## YOUR GOAL
Check the listing below for lines that hold "JSON". How many are there? Please give only the number.

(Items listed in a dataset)

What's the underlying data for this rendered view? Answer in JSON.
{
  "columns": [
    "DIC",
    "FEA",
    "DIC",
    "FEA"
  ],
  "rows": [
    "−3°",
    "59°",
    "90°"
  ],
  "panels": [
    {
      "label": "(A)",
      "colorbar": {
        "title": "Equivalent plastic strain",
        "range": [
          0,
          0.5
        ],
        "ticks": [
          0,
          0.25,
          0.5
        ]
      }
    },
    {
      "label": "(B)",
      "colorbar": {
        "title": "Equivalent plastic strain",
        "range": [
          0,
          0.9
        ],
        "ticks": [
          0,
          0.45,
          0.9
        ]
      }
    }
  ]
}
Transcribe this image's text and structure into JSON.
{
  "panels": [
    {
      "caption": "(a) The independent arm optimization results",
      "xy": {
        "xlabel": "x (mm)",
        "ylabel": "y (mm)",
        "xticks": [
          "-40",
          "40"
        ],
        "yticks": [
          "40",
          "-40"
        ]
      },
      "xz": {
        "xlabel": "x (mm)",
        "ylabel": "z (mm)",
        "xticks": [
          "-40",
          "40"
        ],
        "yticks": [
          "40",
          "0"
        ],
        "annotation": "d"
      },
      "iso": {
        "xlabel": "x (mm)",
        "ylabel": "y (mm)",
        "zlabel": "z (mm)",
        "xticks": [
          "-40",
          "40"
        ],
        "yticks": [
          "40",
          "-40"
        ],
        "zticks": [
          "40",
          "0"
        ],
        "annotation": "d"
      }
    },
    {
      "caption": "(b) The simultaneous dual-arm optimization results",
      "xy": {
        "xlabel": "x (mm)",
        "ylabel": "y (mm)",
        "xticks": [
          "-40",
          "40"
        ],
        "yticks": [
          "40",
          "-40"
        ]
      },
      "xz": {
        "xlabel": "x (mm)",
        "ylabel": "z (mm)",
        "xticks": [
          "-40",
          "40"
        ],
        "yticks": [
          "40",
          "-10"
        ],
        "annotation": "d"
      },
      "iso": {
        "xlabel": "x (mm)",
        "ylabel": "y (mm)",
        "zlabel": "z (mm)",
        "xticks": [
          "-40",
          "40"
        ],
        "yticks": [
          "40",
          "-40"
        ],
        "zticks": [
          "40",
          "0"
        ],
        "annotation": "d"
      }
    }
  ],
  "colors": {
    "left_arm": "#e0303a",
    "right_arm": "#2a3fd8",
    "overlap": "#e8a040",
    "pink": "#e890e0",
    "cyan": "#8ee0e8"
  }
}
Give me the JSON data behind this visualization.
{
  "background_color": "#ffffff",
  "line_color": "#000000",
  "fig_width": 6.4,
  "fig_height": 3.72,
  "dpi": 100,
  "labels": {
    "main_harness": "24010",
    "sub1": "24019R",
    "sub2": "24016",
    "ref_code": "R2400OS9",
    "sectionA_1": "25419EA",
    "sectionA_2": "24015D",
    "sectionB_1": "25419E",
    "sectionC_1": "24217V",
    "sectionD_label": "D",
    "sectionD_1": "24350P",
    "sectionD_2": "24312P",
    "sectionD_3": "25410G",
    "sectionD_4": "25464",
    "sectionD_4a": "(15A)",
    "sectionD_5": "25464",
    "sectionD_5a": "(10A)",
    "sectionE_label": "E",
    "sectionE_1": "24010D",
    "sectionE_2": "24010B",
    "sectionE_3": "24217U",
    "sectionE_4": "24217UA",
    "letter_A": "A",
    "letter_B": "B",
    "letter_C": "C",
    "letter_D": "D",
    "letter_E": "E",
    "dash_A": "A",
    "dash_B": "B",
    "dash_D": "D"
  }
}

## RESPONSE BELOW
3